▶ _Stored entries_:
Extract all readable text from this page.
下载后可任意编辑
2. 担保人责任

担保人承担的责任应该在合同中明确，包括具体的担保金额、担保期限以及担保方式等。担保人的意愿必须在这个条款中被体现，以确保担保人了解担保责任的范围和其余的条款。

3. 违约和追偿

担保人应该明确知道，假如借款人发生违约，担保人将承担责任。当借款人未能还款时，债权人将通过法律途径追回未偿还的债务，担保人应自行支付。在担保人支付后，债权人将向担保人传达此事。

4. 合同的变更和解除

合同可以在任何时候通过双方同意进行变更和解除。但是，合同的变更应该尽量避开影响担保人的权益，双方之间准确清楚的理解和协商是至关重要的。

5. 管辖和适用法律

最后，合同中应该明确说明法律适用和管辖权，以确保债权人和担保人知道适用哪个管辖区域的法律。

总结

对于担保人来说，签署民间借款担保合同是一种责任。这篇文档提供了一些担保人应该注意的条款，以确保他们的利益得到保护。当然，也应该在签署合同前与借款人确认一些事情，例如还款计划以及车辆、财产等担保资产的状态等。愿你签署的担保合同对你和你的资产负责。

▶ _INSTRUCTION_:
Print the material once more, exactly.

▶ _TASK RESULT_:
Extract all readable text from this page.
下载后可任意编辑
2. 担保人责任

担保人承担的责任应该在合同中明确，包括具体的担保金额、担保期限以及担保方式等。担保人的意愿必须在这个条款中被体现，以确保担保人了解担保责任的范围和其余的条款。

3. 违约和追偿

担保人应该明确知道，假如借款人发生违约，担保人将承担责任。当借款人未能还款时，债权人将通过法律途径追回未偿还的债务，担保人应自行支付。在担保人支付后，债权人将向担保人传达此事。

4. 合同的变更和解除

合同可以在任何时候通过双方同意进行变更和解除。但是，合同的变更应该尽量避开影响担保人的权益，双方之间准确清楚的理解和协商是至关重要的。

5. 管辖和适用法律

最后，合同中应该明确说明法律适用和管辖权，以确保债权人和担保人知道适用哪个管辖区域的法律。

总结

对于担保人来说，签署民间借款担保合同是一种责任。这篇文档提供了一些担保人应该注意的条款，以确保他们的利益得到保护。当然，也应该在签署合同前与借款人确认一些事情，例如还款计划以及车辆、财产等担保资产的状态等。愿你签署的担保合同对你和你的资产负责。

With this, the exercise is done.